__Exercise__. Select and reproduce each line of the listing below that bears the string "Infraestructura".

┏━━

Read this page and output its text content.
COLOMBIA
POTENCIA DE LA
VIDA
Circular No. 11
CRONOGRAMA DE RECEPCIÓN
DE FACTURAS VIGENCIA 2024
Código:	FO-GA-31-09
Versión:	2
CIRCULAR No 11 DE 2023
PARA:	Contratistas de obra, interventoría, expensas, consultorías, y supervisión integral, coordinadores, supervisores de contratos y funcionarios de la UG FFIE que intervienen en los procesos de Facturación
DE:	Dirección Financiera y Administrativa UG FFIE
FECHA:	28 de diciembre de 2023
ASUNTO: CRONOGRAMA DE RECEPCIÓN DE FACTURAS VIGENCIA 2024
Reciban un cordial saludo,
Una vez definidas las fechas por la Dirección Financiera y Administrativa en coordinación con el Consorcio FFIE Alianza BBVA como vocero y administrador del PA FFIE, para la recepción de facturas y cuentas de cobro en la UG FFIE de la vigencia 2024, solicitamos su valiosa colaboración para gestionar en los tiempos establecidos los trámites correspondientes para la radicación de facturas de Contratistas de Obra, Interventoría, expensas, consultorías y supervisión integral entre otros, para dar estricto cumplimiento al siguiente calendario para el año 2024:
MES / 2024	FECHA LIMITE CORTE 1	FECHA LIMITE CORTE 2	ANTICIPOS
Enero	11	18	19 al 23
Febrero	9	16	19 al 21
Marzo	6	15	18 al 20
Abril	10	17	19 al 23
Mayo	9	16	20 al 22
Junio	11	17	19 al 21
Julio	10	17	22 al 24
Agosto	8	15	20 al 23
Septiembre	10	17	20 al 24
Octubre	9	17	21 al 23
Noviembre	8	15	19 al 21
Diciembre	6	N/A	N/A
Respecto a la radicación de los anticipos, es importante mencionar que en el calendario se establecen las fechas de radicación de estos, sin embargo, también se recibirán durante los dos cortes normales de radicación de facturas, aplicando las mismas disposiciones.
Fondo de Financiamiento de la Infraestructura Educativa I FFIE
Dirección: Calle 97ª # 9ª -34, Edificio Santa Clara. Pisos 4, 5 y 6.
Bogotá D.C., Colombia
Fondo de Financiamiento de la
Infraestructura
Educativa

┗━━

__In response__.
Fondo de Financiamiento de la Infraestructura Educativa I FFIE
Infraestructura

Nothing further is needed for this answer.